EXERCISE MATERIALS:
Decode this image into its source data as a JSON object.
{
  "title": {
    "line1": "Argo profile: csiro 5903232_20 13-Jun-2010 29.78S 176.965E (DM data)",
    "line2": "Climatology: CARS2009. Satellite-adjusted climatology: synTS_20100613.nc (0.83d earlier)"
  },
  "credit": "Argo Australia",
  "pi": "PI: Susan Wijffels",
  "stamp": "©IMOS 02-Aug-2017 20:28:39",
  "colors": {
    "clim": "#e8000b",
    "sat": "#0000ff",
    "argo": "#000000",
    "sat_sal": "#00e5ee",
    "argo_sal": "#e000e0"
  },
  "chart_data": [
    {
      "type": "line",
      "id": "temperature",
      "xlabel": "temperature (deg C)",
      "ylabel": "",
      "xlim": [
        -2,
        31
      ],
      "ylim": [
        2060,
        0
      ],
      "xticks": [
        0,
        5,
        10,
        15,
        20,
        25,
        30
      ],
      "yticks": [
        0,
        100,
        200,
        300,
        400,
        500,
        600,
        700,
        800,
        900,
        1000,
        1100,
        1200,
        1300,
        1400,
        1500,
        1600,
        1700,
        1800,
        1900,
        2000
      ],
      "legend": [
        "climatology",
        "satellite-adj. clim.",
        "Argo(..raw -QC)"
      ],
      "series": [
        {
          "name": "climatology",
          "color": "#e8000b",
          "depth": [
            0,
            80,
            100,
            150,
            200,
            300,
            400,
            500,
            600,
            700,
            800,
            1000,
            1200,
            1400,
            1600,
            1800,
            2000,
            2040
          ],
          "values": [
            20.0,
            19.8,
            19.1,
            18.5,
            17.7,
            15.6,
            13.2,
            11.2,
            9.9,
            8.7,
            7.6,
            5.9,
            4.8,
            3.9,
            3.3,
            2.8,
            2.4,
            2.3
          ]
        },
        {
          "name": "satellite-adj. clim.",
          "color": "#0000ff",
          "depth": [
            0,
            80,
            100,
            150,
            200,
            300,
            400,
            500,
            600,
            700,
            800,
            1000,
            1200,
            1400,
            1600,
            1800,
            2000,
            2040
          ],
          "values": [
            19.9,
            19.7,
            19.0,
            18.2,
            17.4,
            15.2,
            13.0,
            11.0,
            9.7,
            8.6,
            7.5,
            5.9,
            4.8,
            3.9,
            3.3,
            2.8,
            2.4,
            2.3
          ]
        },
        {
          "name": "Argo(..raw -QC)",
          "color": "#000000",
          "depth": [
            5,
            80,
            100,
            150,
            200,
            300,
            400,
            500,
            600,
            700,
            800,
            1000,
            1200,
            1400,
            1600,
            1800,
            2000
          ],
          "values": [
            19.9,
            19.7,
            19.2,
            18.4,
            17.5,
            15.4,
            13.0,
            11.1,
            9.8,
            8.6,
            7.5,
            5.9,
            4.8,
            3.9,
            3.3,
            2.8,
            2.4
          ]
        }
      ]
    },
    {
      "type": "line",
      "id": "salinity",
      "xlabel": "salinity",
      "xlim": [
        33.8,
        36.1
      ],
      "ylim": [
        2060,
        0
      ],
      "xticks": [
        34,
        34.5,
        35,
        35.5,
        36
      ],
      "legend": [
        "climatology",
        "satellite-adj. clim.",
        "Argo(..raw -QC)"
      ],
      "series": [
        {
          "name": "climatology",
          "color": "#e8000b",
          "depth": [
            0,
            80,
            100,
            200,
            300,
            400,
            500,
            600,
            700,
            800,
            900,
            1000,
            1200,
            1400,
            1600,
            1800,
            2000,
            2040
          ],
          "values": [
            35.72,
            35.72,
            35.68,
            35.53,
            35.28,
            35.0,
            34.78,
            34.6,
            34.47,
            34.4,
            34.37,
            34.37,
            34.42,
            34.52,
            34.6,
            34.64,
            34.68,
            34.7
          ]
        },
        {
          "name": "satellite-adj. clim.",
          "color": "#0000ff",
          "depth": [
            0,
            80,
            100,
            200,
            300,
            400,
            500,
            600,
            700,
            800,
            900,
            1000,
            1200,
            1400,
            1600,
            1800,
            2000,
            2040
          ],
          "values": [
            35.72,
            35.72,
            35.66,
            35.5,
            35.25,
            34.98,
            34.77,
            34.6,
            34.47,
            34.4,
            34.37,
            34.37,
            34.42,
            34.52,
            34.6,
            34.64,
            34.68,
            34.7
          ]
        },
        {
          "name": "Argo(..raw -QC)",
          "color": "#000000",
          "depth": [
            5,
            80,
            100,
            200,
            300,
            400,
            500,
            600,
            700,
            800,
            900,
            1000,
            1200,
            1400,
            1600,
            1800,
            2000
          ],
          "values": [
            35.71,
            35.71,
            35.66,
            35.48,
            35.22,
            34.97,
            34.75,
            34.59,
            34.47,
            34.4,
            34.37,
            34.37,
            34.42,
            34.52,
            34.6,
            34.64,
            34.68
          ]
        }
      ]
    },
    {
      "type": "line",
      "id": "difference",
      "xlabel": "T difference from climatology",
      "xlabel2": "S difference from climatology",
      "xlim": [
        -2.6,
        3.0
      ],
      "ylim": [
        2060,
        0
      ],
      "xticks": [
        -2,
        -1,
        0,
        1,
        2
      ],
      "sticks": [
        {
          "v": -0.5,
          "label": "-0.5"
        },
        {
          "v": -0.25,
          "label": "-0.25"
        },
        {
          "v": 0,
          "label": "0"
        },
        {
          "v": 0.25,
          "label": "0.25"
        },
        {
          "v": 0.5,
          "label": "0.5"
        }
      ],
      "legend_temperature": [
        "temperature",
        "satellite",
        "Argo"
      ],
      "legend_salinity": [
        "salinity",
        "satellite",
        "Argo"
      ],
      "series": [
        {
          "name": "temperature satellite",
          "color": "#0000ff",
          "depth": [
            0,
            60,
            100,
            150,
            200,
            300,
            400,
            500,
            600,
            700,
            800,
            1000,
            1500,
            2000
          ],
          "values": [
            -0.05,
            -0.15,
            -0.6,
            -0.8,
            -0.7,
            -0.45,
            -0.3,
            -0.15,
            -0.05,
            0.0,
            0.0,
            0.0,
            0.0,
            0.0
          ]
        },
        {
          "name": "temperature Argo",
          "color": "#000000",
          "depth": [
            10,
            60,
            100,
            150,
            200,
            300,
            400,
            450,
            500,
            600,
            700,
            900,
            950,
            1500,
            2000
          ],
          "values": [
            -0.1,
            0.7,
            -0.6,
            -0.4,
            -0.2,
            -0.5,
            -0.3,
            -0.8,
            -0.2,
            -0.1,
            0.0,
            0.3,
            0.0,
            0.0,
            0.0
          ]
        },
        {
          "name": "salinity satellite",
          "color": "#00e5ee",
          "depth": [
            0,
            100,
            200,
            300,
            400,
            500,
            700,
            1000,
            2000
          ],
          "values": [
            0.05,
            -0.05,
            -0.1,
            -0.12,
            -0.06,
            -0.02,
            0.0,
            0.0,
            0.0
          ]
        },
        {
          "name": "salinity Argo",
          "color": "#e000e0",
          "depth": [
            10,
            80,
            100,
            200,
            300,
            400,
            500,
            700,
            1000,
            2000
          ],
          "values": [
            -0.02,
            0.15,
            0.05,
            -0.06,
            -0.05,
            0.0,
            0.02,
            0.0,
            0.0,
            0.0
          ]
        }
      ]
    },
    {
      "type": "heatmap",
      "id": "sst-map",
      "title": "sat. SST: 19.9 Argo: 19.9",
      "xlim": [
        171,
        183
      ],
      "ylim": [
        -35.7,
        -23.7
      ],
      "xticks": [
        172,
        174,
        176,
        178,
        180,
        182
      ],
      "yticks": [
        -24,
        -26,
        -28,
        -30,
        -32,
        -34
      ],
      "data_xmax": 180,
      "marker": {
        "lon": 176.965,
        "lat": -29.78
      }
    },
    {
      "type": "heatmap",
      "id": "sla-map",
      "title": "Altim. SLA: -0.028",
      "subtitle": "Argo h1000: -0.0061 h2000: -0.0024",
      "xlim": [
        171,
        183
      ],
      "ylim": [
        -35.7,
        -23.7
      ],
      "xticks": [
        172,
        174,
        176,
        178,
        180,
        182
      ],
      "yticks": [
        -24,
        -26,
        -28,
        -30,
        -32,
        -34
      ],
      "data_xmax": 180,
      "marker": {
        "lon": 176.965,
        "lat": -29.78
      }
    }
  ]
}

DO THIS: Extract every line of the records above that contains the word "name".

FULL OUTPUT:
          "name": "climatology",
          "name": "satellite-adj. clim.",
          "name": "Argo(..raw -QC)",
          "name": "climatology",
          "name": "satellite-adj. clim.",
          "name": "Argo(..raw -QC)",
          "name": "temperature satellite",
          "name": "temperature Argo",
          "name": "salinity satellite",
          "name": "salinity Argo",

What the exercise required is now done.